* **Exercise brief**: Look through the listing below and report how many lines contain "kennen", as a bare number.
Material for this exercise below:
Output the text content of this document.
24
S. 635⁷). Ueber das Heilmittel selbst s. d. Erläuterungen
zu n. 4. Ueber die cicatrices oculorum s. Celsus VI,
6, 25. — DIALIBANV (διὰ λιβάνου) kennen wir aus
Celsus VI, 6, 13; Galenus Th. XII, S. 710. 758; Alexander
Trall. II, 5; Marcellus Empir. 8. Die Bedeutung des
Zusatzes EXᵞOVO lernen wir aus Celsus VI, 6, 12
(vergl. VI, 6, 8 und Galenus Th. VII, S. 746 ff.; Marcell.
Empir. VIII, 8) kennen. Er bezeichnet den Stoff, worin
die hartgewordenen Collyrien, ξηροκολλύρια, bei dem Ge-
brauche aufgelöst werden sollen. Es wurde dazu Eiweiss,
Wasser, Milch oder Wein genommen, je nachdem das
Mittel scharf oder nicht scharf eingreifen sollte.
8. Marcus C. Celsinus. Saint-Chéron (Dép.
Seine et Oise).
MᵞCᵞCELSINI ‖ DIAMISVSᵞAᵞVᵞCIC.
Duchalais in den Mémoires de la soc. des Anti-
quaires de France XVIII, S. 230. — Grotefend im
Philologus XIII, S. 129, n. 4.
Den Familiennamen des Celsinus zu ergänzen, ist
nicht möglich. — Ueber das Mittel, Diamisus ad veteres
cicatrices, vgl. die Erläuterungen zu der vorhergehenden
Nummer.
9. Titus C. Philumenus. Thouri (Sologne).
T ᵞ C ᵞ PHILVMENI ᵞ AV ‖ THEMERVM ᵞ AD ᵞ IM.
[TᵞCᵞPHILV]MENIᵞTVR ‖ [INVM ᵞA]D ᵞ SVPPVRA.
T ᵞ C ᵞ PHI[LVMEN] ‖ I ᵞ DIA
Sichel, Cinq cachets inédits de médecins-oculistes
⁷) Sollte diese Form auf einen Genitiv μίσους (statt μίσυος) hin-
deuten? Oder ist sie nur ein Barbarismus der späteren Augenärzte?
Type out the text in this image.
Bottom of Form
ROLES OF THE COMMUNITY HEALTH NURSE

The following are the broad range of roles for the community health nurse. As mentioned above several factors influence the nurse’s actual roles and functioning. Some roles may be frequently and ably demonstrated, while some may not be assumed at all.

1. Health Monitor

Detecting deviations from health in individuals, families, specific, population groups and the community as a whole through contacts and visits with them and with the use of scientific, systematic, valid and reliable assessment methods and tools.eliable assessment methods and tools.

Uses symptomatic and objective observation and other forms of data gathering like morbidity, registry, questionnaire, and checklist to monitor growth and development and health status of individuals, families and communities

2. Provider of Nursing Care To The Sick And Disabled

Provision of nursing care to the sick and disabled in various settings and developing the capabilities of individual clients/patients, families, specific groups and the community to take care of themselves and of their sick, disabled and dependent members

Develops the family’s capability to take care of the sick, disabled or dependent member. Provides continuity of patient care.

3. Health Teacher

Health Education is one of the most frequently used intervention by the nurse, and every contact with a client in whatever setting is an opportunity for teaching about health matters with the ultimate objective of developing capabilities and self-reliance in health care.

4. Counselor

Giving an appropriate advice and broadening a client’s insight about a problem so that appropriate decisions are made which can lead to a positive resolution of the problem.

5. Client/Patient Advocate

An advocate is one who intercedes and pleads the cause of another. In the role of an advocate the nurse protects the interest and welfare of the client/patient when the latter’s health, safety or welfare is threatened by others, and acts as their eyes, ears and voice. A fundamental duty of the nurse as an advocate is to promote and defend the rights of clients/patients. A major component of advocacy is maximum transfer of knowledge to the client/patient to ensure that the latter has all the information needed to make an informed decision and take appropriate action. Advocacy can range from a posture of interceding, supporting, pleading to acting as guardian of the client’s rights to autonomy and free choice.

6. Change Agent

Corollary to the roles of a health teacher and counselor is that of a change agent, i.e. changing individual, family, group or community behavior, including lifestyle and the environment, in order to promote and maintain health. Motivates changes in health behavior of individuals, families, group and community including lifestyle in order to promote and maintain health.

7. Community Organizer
End of Material for this exercise.
* **Response to this task**: 2